▶ **OBJECTIVE**:
Say only how many lines contain the word "IoTask".

┌──

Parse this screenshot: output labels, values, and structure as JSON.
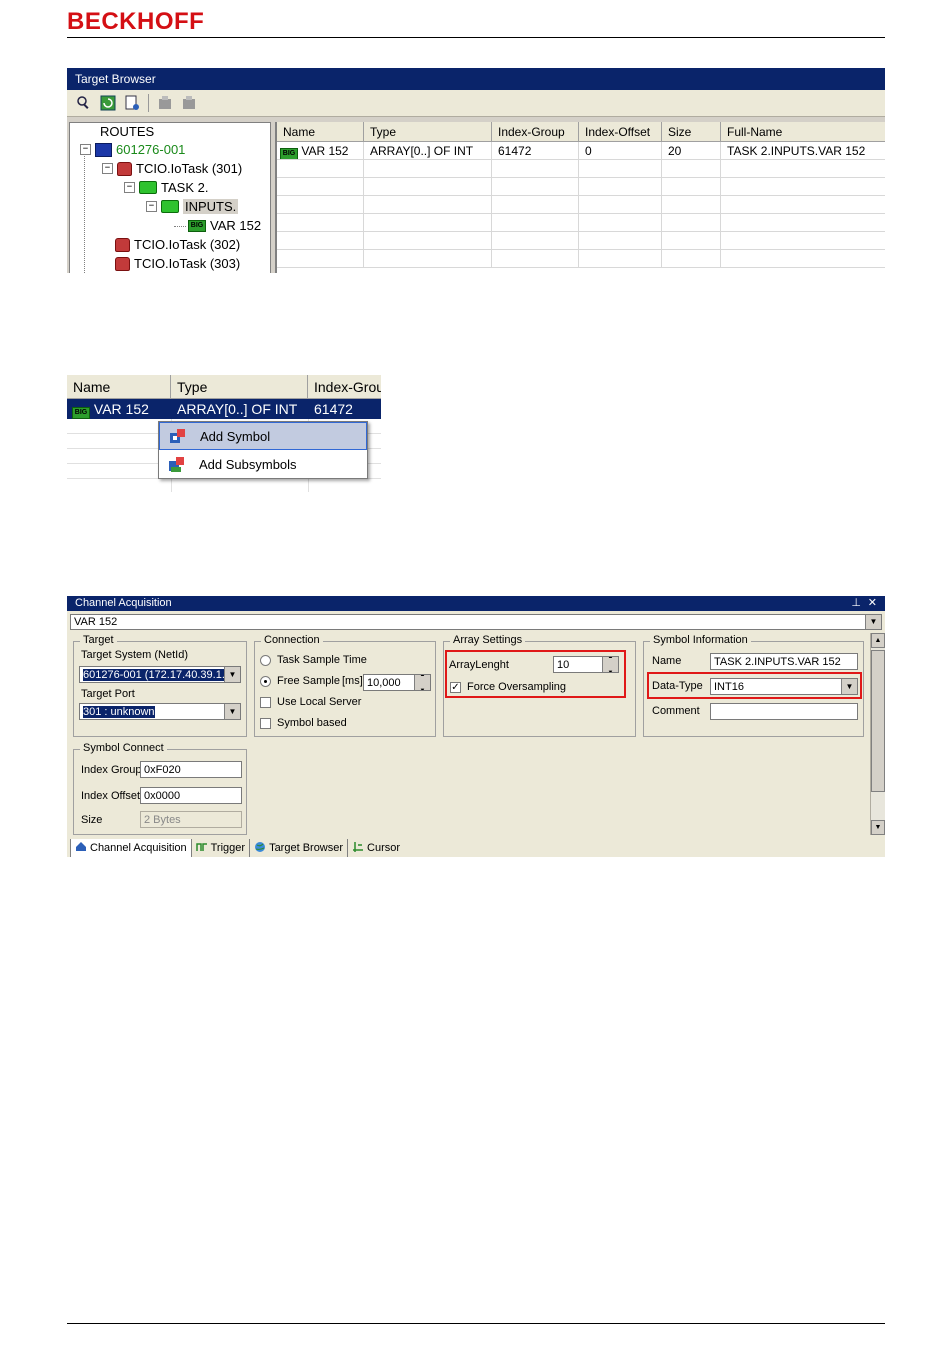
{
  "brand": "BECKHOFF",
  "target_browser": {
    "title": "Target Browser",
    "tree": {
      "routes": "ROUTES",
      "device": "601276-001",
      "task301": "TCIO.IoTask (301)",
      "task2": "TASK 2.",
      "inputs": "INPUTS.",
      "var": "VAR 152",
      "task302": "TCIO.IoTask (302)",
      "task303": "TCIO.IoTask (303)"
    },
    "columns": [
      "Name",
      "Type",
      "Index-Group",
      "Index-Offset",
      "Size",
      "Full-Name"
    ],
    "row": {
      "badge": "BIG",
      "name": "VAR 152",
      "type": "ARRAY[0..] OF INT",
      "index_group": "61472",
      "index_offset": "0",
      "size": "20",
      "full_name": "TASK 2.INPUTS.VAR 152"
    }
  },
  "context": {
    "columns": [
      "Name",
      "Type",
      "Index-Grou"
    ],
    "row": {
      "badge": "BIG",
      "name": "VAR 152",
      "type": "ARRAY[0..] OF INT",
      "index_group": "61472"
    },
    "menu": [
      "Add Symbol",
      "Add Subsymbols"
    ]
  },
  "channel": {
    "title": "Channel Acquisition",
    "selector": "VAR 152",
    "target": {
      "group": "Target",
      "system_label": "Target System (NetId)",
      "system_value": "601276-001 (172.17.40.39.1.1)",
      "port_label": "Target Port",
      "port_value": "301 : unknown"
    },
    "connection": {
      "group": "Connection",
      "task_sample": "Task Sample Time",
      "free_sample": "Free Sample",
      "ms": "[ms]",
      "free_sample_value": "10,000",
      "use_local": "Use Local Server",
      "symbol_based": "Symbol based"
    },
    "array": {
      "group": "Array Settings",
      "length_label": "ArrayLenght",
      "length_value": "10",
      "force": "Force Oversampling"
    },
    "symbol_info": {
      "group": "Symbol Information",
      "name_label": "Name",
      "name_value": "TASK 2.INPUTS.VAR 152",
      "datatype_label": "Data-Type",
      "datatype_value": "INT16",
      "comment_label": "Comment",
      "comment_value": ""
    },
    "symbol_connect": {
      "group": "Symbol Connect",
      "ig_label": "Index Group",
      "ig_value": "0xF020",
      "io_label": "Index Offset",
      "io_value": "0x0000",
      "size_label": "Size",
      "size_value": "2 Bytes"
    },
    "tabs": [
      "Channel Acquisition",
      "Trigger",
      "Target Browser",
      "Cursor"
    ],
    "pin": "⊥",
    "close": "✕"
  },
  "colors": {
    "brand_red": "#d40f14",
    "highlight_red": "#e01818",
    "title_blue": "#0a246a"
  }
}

└──
┌──

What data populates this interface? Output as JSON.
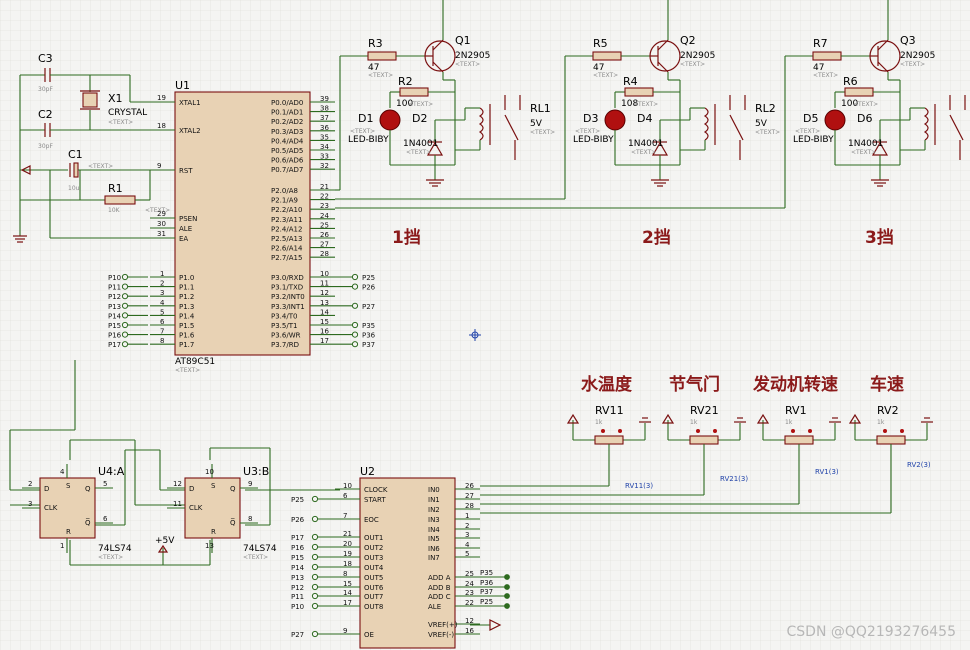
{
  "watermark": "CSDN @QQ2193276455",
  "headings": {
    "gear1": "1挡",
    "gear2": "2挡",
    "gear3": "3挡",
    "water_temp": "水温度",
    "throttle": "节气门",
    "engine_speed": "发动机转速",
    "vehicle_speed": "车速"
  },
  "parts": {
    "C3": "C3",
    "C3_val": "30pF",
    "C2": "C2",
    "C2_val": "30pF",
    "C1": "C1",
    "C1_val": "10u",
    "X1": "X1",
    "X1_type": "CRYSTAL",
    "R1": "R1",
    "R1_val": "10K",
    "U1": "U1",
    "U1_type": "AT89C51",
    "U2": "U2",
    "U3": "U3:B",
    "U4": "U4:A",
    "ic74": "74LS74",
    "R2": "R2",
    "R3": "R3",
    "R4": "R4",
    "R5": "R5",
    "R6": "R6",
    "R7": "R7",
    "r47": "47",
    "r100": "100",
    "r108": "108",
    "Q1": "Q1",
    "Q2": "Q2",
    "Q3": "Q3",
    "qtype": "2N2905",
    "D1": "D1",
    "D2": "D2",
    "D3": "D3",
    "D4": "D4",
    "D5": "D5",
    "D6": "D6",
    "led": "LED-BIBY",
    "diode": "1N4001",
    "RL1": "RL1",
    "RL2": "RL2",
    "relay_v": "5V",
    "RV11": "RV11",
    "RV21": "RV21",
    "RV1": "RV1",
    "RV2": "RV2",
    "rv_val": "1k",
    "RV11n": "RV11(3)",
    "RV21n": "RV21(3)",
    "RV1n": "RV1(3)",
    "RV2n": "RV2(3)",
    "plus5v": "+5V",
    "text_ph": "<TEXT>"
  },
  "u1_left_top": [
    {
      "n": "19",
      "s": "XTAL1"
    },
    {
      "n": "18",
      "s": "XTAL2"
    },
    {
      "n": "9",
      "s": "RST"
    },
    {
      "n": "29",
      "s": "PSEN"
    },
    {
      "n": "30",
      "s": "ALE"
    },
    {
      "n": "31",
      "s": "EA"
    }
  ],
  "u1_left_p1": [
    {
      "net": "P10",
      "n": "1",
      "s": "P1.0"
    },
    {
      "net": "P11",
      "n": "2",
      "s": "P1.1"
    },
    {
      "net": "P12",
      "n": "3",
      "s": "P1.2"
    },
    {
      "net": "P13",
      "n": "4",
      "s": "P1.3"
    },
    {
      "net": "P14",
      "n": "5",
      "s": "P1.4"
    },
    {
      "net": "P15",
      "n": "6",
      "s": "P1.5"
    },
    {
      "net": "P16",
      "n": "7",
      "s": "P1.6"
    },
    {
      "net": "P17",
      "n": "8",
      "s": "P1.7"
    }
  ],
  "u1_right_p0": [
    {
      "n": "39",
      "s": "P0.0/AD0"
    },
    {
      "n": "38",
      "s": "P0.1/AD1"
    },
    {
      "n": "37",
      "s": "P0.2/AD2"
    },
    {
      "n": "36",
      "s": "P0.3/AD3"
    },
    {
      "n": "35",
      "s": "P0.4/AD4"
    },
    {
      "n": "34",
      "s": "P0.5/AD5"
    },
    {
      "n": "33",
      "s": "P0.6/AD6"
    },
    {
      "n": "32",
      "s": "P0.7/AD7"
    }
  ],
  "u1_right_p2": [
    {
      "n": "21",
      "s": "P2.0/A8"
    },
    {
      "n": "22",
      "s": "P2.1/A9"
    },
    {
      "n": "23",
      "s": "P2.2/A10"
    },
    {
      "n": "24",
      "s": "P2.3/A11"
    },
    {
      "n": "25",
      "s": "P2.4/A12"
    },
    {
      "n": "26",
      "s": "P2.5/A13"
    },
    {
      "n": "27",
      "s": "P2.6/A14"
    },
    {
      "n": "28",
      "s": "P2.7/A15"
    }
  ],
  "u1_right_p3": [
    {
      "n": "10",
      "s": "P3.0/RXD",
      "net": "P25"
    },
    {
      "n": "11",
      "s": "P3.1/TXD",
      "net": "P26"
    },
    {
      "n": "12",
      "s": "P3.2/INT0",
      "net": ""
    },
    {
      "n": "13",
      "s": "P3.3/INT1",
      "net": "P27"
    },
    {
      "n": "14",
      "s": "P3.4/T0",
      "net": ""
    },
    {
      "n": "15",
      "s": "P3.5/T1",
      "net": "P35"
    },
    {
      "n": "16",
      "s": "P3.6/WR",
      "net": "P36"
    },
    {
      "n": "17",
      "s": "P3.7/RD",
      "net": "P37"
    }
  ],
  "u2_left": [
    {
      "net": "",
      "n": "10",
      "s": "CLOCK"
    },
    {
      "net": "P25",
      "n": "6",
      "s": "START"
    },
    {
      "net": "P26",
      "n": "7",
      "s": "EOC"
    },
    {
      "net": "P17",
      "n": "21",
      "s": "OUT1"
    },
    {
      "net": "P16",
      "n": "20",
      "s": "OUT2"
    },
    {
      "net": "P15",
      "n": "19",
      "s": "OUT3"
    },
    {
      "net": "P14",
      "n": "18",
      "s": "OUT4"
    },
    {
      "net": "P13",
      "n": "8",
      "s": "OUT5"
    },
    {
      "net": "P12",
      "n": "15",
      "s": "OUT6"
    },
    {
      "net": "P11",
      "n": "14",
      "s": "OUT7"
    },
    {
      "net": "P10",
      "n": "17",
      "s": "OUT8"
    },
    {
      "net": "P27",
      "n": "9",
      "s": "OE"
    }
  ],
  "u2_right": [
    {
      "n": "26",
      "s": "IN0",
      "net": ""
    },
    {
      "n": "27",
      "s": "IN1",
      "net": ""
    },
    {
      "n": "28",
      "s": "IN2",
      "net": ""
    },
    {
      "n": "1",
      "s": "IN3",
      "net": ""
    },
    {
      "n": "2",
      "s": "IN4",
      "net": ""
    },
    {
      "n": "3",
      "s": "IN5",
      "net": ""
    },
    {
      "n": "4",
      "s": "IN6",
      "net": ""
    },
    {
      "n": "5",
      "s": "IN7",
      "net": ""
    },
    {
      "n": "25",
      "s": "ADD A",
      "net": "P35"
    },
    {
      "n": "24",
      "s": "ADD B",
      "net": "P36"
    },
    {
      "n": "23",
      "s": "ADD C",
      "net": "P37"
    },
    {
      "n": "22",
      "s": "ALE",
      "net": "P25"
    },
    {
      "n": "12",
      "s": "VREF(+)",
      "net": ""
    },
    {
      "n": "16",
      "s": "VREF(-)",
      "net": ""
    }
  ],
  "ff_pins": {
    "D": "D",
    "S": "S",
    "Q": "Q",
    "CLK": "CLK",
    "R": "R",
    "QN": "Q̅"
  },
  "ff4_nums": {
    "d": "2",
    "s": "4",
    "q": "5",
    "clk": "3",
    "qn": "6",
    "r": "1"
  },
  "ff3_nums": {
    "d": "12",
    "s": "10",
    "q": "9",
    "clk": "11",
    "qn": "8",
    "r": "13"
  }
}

└──

▶ **FULL OUTPUT**:
3